Stored items:

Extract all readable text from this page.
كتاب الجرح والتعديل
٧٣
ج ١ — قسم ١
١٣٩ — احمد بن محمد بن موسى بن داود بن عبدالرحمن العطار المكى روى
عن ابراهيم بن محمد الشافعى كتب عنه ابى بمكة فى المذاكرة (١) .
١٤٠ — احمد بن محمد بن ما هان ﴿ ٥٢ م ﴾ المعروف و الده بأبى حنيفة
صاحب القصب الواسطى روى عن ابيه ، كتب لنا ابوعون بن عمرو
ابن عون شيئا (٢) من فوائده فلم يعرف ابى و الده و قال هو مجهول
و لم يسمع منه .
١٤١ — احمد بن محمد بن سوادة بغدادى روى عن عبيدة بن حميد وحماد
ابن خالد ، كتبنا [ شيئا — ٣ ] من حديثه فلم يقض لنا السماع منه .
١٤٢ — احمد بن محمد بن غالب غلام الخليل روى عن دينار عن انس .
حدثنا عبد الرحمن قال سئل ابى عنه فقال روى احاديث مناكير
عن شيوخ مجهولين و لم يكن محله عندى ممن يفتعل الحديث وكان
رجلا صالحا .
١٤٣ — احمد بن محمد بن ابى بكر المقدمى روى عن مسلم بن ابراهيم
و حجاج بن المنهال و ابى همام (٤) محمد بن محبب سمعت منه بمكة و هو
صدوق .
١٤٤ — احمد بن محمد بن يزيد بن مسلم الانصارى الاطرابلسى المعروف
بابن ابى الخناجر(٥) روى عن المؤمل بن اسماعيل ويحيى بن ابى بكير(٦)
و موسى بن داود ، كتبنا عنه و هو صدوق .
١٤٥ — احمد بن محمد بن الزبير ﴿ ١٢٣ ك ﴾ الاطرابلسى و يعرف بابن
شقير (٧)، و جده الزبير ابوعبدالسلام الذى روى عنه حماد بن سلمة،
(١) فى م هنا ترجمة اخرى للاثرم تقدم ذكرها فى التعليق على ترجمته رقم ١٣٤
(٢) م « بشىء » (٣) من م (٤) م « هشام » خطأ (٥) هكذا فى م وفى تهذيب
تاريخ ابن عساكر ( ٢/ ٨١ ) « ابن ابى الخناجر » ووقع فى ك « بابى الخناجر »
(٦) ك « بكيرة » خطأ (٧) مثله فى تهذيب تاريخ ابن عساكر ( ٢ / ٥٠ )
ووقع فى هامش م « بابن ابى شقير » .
--
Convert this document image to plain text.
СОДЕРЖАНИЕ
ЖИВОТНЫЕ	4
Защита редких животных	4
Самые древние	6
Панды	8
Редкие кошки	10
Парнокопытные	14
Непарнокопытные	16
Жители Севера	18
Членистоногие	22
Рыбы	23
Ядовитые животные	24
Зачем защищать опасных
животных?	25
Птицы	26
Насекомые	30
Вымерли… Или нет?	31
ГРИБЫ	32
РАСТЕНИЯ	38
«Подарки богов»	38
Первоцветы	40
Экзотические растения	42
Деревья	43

* _Aim of the exercise_:
In the listing above, count each line that holds the string "بمكة". Give the number only.

* _Answer for the task_:
2